◆ What the exercise asks ◆
Write out the listing beneath this instruction in its entirety, exactly as it reads.

◆ Stored data ◆
## start

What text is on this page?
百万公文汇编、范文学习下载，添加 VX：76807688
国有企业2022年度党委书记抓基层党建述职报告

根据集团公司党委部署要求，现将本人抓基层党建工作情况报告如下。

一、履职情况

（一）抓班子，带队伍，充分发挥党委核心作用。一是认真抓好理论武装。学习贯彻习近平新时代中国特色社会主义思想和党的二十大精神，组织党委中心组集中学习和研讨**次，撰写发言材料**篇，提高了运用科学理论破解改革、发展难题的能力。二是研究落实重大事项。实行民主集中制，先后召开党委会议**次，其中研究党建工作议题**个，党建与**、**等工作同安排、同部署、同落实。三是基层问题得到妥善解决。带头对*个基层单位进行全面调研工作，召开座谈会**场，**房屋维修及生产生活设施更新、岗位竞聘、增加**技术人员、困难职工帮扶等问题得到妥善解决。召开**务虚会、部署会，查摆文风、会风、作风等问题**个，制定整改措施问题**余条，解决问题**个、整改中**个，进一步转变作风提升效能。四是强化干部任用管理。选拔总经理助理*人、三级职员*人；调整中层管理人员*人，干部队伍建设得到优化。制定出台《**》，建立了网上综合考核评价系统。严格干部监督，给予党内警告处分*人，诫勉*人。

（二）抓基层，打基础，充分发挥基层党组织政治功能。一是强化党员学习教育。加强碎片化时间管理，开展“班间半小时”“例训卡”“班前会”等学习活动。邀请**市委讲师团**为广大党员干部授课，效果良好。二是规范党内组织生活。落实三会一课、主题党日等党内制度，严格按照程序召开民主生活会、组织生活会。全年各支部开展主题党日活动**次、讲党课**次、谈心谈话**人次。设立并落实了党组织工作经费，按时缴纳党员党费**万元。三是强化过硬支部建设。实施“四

## end

◆ Output for this exercise ◆
What text is on this page?
百万公文汇编、范文学习下载，添加 VX：76807688
国有企业2022年度党委书记抓基层党建述职报告

根据集团公司党委部署要求，现将本人抓基层党建工作情况报告如下。

一、履职情况

（一）抓班子，带队伍，充分发挥党委核心作用。一是认真抓好理论武装。学习贯彻习近平新时代中国特色社会主义思想和党的二十大精神，组织党委中心组集中学习和研讨**次，撰写发言材料**篇，提高了运用科学理论破解改革、发展难题的能力。二是研究落实重大事项。实行民主集中制，先后召开党委会议**次，其中研究党建工作议题**个，党建与**、**等工作同安排、同部署、同落实。三是基层问题得到妥善解决。带头对*个基层单位进行全面调研工作，召开座谈会**场，**房屋维修及生产生活设施更新、岗位竞聘、增加**技术人员、困难职工帮扶等问题得到妥善解决。召开**务虚会、部署会，查摆文风、会风、作风等问题**个，制定整改措施问题**余条，解决问题**个、整改中**个，进一步转变作风提升效能。四是强化干部任用管理。选拔总经理助理*人、三级职员*人；调整中层管理人员*人，干部队伍建设得到优化。制定出台《**》，建立了网上综合考核评价系统。严格干部监督，给予党内警告处分*人，诫勉*人。

（二）抓基层，打基础，充分发挥基层党组织政治功能。一是强化党员学习教育。加强碎片化时间管理，开展“班间半小时”“例训卡”“班前会”等学习活动。邀请**市委讲师团**为广大党员干部授课，效果良好。二是规范党内组织生活。落实三会一课、主题党日等党内制度，严格按照程序召开民主生活会、组织生活会。全年各支部开展主题党日活动**次、讲党课**次、谈心谈话**人次。设立并落实了党组织工作经费，按时缴纳党员党费**万元。三是强化过硬支部建设。实施“四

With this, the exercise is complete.